The answer should consist of every line of the material, repeated verbatim.

━━━━━━━━━━

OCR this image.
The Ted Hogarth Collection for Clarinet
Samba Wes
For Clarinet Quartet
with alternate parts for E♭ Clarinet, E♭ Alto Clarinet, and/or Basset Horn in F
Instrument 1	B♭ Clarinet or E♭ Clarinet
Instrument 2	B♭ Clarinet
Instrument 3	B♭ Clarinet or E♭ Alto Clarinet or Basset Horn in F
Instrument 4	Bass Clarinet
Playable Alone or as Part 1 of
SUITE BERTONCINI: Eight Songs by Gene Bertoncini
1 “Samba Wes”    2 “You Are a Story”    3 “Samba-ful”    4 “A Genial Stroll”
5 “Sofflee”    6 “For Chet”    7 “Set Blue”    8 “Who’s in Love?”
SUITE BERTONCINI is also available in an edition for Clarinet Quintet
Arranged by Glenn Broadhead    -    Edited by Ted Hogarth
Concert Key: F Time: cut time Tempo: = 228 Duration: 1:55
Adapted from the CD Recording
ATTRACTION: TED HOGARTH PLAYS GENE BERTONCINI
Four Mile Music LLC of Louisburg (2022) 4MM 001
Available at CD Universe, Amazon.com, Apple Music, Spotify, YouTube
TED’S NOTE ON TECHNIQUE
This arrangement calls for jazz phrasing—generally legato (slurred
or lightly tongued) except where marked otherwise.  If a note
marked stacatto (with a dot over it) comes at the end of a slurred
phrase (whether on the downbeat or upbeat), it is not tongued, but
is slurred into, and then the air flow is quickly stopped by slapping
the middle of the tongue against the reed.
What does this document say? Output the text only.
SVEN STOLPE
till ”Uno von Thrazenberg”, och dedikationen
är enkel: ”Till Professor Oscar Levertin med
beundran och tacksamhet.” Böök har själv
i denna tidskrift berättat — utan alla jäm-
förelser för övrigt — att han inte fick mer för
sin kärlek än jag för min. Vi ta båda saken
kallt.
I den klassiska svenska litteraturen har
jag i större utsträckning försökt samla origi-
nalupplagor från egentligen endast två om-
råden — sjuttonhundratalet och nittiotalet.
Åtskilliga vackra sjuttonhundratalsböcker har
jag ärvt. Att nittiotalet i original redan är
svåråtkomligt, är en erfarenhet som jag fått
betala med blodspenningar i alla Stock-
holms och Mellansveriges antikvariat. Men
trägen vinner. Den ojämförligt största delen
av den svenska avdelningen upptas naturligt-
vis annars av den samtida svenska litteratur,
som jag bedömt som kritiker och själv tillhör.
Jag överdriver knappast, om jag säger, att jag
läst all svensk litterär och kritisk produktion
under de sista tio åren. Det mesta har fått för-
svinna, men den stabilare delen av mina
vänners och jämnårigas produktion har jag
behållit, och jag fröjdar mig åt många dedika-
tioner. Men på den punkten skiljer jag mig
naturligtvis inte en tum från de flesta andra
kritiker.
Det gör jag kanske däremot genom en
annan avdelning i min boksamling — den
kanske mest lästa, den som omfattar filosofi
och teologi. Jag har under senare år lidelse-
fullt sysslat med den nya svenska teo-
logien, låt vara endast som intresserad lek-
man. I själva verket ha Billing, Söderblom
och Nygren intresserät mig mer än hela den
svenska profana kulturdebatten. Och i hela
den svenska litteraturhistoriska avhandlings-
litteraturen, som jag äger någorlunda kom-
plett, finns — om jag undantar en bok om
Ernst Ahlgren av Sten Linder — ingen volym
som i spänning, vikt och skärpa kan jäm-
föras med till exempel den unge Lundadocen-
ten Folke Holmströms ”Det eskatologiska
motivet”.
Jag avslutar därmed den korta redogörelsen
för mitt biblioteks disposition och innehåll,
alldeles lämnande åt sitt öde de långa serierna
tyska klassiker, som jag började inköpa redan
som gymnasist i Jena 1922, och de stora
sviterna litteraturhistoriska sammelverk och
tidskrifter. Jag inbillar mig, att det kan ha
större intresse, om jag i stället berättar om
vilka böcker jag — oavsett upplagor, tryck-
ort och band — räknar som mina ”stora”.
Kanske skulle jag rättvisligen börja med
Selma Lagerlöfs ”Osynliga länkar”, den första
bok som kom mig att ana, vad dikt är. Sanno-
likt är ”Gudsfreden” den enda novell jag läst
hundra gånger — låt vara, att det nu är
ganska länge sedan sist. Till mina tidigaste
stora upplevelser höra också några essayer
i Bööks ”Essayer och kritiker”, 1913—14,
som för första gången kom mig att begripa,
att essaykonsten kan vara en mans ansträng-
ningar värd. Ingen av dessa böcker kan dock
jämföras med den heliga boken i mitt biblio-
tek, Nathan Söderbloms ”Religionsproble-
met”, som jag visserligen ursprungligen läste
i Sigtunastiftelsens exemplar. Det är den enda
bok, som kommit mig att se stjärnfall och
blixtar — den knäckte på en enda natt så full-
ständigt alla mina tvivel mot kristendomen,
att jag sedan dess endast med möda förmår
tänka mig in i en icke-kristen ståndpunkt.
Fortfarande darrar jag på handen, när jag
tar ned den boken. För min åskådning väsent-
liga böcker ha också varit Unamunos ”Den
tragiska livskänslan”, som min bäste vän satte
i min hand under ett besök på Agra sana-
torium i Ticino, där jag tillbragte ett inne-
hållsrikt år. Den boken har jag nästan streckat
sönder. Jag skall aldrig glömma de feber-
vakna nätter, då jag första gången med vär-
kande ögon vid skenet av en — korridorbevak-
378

━━━━━━━━━━

Answer to this problem
OCR this image.
The Ted Hogarth Collection for Clarinet
Samba Wes
For Clarinet Quartet
with alternate parts for E♭ Clarinet, E♭ Alto Clarinet, and/or Basset Horn in F
Instrument 1	B♭ Clarinet or E♭ Clarinet
Instrument 2	B♭ Clarinet
Instrument 3	B♭ Clarinet or E♭ Alto Clarinet or Basset Horn in F
Instrument 4	Bass Clarinet
Playable Alone or as Part 1 of
SUITE BERTONCINI: Eight Songs by Gene Bertoncini
1 “Samba Wes”    2 “You Are a Story”    3 “Samba-ful”    4 “A Genial Stroll”
5 “Sofflee”    6 “For Chet”    7 “Set Blue”    8 “Who’s in Love?”
SUITE BERTONCINI is also available in an edition for Clarinet Quintet
Arranged by Glenn Broadhead    -    Edited by Ted Hogarth
Concert Key: F Time: cut time Tempo: = 228 Duration: 1:55
Adapted from the CD Recording
ATTRACTION: TED HOGARTH PLAYS GENE BERTONCINI
Four Mile Music LLC of Louisburg (2022) 4MM 001
Available at CD Universe, Amazon.com, Apple Music, Spotify, YouTube
TED’S NOTE ON TECHNIQUE
This arrangement calls for jazz phrasing—generally legato (slurred
or lightly tongued) except where marked otherwise.  If a note
marked stacatto (with a dot over it) comes at the end of a slurred
phrase (whether on the downbeat or upbeat), it is not tongued, but
is slurred into, and then the air flow is quickly stopped by slapping
the middle of the tongue against the reed.
What does this document say? Output the text only.
SVEN STOLPE
till ”Uno von Thrazenberg”, och dedikationen
är enkel: ”Till Professor Oscar Levertin med
beundran och tacksamhet.” Böök har själv
i denna tidskrift berättat — utan alla jäm-
förelser för övrigt — att han inte fick mer för
sin kärlek än jag för min. Vi ta båda saken
kallt.
I den klassiska svenska litteraturen har
jag i större utsträckning försökt samla origi-
nalupplagor från egentligen endast två om-
råden — sjuttonhundratalet och nittiotalet.
Åtskilliga vackra sjuttonhundratalsböcker har
jag ärvt. Att nittiotalet i original redan är
svåråtkomligt, är en erfarenhet som jag fått
betala med blodspenningar i alla Stock-
holms och Mellansveriges antikvariat. Men
trägen vinner. Den ojämförligt största delen
av den svenska avdelningen upptas naturligt-
vis annars av den samtida svenska litteratur,
som jag bedömt som kritiker och själv tillhör.
Jag överdriver knappast, om jag säger, att jag
läst all svensk litterär och kritisk produktion
under de sista tio åren. Det mesta har fått för-
svinna, men den stabilare delen av mina
vänners och jämnårigas produktion har jag
behållit, och jag fröjdar mig åt många dedika-
tioner. Men på den punkten skiljer jag mig
naturligtvis inte en tum från de flesta andra
kritiker.
Det gör jag kanske däremot genom en
annan avdelning i min boksamling — den
kanske mest lästa, den som omfattar filosofi
och teologi. Jag har under senare år lidelse-
fullt sysslat med den nya svenska teo-
logien, låt vara endast som intresserad lek-
man. I själva verket ha Billing, Söderblom
och Nygren intresserät mig mer än hela den
svenska profana kulturdebatten. Och i hela
den svenska litteraturhistoriska avhandlings-
litteraturen, som jag äger någorlunda kom-
plett, finns — om jag undantar en bok om
Ernst Ahlgren av Sten Linder — ingen volym
som i spänning, vikt och skärpa kan jäm-
föras med till exempel den unge Lundadocen-
ten Folke Holmströms ”Det eskatologiska
motivet”.
Jag avslutar därmed den korta redogörelsen
för mitt biblioteks disposition och innehåll,
alldeles lämnande åt sitt öde de långa serierna
tyska klassiker, som jag började inköpa redan
som gymnasist i Jena 1922, och de stora
sviterna litteraturhistoriska sammelverk och
tidskrifter. Jag inbillar mig, att det kan ha
större intresse, om jag i stället berättar om
vilka böcker jag — oavsett upplagor, tryck-
ort och band — räknar som mina ”stora”.
Kanske skulle jag rättvisligen börja med
Selma Lagerlöfs ”Osynliga länkar”, den första
bok som kom mig att ana, vad dikt är. Sanno-
likt är ”Gudsfreden” den enda novell jag läst
hundra gånger — låt vara, att det nu är
ganska länge sedan sist. Till mina tidigaste
stora upplevelser höra också några essayer
i Bööks ”Essayer och kritiker”, 1913—14,
som för första gången kom mig att begripa,
att essaykonsten kan vara en mans ansträng-
ningar värd. Ingen av dessa böcker kan dock
jämföras med den heliga boken i mitt biblio-
tek, Nathan Söderbloms ”Religionsproble-
met”, som jag visserligen ursprungligen läste
i Sigtunastiftelsens exemplar. Det är den enda
bok, som kommit mig att se stjärnfall och
blixtar — den knäckte på en enda natt så full-
ständigt alla mina tvivel mot kristendomen,
att jag sedan dess endast med möda förmår
tänka mig in i en icke-kristen ståndpunkt.
Fortfarande darrar jag på handen, när jag
tar ned den boken. För min åskådning väsent-
liga böcker ha också varit Unamunos ”Den
tragiska livskänslan”, som min bäste vän satte
i min hand under ett besök på Agra sana-
torium i Ticino, där jag tillbragte ett inne-
hållsrikt år. Den boken har jag nästan streckat
sönder. Jag skall aldrig glömma de feber-
vakna nätter, då jag första gången med vär-
kande ögon vid skenet av en — korridorbevak-
378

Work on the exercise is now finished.